═══ Dataset content ═══
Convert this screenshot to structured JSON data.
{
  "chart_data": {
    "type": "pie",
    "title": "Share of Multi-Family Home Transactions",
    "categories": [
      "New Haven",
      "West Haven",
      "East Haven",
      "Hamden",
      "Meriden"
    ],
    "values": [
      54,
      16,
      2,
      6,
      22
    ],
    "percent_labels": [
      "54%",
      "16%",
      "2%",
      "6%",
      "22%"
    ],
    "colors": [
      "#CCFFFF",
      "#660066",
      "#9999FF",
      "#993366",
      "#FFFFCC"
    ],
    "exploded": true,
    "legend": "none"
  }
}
═══
Repeat the material above in full, quoting it exactly.

Convert this screenshot to structured JSON data.
{
  "chart_data": {
    "type": "pie",
    "title": "Share of Multi-Family Home Transactions",
    "categories": [
      "New Haven",
      "West Haven",
      "East Haven",
      "Hamden",
      "Meriden"
    ],
    "values": [
      54,
      16,
      2,
      6,
      22
    ],
    "percent_labels": [
      "54%",
      "16%",
      "2%",
      "6%",
      "22%"
    ],
    "colors": [
      "#CCFFFF",
      "#660066",
      "#9999FF",
      "#993366",
      "#FFFFCC"
    ],
    "exploded": true,
    "legend": "none"
  }
}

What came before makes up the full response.